> _Task to carry out_:
Below is a set of records; print all of them exactly as written.

> _Items from a data source_:
"""

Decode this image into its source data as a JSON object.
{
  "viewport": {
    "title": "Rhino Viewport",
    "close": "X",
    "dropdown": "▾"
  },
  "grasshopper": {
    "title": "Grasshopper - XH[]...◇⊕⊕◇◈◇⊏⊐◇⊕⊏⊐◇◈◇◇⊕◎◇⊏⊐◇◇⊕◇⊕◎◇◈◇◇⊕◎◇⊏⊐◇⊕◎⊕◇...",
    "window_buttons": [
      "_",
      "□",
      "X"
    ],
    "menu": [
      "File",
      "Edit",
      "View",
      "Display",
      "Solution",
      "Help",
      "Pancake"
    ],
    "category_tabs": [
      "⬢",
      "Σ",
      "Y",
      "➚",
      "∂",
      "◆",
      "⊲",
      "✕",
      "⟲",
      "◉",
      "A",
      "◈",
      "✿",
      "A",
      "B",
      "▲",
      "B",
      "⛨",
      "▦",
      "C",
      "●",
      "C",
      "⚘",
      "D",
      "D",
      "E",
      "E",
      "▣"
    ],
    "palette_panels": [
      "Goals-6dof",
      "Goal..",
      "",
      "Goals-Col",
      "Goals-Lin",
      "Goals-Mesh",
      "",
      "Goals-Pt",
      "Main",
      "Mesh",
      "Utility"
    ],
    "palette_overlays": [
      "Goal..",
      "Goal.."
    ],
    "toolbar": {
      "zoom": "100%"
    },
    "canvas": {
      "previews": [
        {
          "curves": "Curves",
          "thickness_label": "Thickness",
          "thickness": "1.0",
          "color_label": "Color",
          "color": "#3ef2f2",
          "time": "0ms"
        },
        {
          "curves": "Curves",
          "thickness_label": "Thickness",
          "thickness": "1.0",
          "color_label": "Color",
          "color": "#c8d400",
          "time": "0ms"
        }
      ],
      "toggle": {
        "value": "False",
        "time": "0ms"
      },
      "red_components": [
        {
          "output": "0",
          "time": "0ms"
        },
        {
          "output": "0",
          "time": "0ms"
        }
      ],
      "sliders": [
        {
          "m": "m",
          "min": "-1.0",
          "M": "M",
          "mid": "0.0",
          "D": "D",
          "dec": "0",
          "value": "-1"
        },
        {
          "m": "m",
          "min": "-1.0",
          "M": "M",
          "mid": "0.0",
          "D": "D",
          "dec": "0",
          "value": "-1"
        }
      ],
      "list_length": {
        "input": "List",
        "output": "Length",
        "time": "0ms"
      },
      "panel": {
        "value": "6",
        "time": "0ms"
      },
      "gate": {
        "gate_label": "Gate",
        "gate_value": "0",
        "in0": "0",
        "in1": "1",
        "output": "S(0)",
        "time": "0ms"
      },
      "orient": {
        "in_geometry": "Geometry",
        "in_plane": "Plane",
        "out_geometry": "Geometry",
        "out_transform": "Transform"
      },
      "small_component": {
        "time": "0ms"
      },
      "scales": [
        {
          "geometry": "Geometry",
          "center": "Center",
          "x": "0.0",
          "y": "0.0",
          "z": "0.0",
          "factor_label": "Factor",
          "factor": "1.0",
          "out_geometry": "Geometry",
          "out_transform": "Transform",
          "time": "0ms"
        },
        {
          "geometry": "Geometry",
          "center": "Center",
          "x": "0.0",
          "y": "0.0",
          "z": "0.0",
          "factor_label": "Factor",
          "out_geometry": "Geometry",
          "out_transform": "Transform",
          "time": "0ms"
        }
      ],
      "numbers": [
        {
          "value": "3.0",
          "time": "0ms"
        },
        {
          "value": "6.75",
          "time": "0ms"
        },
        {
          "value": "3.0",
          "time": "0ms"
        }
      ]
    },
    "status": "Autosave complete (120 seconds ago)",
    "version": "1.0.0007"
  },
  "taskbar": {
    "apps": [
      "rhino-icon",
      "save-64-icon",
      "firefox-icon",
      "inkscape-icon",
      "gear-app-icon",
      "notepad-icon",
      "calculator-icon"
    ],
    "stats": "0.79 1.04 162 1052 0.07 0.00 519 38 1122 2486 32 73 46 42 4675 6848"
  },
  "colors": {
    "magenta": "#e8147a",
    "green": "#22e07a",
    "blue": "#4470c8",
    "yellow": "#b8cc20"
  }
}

"""

> _Response below_:
Decode this image into its source data as a JSON object.
{
  "viewport": {
    "title": "Rhino Viewport",
    "close": "X",
    "dropdown": "▾"
  },
  "grasshopper": {
    "title": "Grasshopper - XH[]...◇⊕⊕◇◈◇⊏⊐◇⊕⊏⊐◇◈◇◇⊕◎◇⊏⊐◇◇⊕◇⊕◎◇◈◇◇⊕◎◇⊏⊐◇⊕◎⊕◇...",
    "window_buttons": [
      "_",
      "□",
      "X"
    ],
    "menu": [
      "File",
      "Edit",
      "View",
      "Display",
      "Solution",
      "Help",
      "Pancake"
    ],
    "category_tabs": [
      "⬢",
      "Σ",
      "Y",
      "➚",
      "∂",
      "◆",
      "⊲",
      "✕",
      "⟲",
      "◉",
      "A",
      "◈",
      "✿",
      "A",
      "B",
      "▲",
      "B",
      "⛨",
      "▦",
      "C",
      "●",
      "C",
      "⚘",
      "D",
      "D",
      "E",
      "E",
      "▣"
    ],
    "palette_panels": [
      "Goals-6dof",
      "Goal..",
      "",
      "Goals-Col",
      "Goals-Lin",
      "Goals-Mesh",
      "",
      "Goals-Pt",
      "Main",
      "Mesh",
      "Utility"
    ],
    "palette_overlays": [
      "Goal..",
      "Goal.."
    ],
    "toolbar": {
      "zoom": "100%"
    },
    "canvas": {
      "previews": [
        {
          "curves": "Curves",
          "thickness_label": "Thickness",
          "thickness": "1.0",
          "color_label": "Color",
          "color": "#3ef2f2",
          "time": "0ms"
        },
        {
          "curves": "Curves",
          "thickness_label": "Thickness",
          "thickness": "1.0",
          "color_label": "Color",
          "color": "#c8d400",
          "time": "0ms"
        }
      ],
      "toggle": {
        "value": "False",
        "time": "0ms"
      },
      "red_components": [
        {
          "output": "0",
          "time": "0ms"
        },
        {
          "output": "0",
          "time": "0ms"
        }
      ],
      "sliders": [
        {
          "m": "m",
          "min": "-1.0",
          "M": "M",
          "mid": "0.0",
          "D": "D",
          "dec": "0",
          "value": "-1"
        },
        {
          "m": "m",
          "min": "-1.0",
          "M": "M",
          "mid": "0.0",
          "D": "D",
          "dec": "0",
          "value": "-1"
        }
      ],
      "list_length": {
        "input": "List",
        "output": "Length",
        "time": "0ms"
      },
      "panel": {
        "value": "6",
        "time": "0ms"
      },
      "gate": {
        "gate_label": "Gate",
        "gate_value": "0",
        "in0": "0",
        "in1": "1",
        "output": "S(0)",
        "time": "0ms"
      },
      "orient": {
        "in_geometry": "Geometry",
        "in_plane": "Plane",
        "out_geometry": "Geometry",
        "out_transform": "Transform"
      },
      "small_component": {
        "time": "0ms"
      },
      "scales": [
        {
          "geometry": "Geometry",
          "center": "Center",
          "x": "0.0",
          "y": "0.0",
          "z": "0.0",
          "factor_label": "Factor",
          "factor": "1.0",
          "out_geometry": "Geometry",
          "out_transform": "Transform",
          "time": "0ms"
        },
        {
          "geometry": "Geometry",
          "center": "Center",
          "x": "0.0",
          "y": "0.0",
          "z": "0.0",
          "factor_label": "Factor",
          "out_geometry": "Geometry",
          "out_transform": "Transform",
          "time": "0ms"
        }
      ],
      "numbers": [
        {
          "value": "3.0",
          "time": "0ms"
        },
        {
          "value": "6.75",
          "time": "0ms"
        },
        {
          "value": "3.0",
          "time": "0ms"
        }
      ]
    },
    "status": "Autosave complete (120 seconds ago)",
    "version": "1.0.0007"
  },
  "taskbar": {
    "apps": [
      "rhino-icon",
      "save-64-icon",
      "firefox-icon",
      "inkscape-icon",
      "gear-app-icon",
      "notepad-icon",
      "calculator-icon"
    ],
    "stats": "0.79 1.04 162 1052 0.07 0.00 519 38 1122 2486 32 73 46 42 4675 6848"
  },
  "colors": {
    "magenta": "#e8147a",
    "green": "#22e07a",
    "blue": "#4470c8",
    "yellow": "#b8cc20"
  }
}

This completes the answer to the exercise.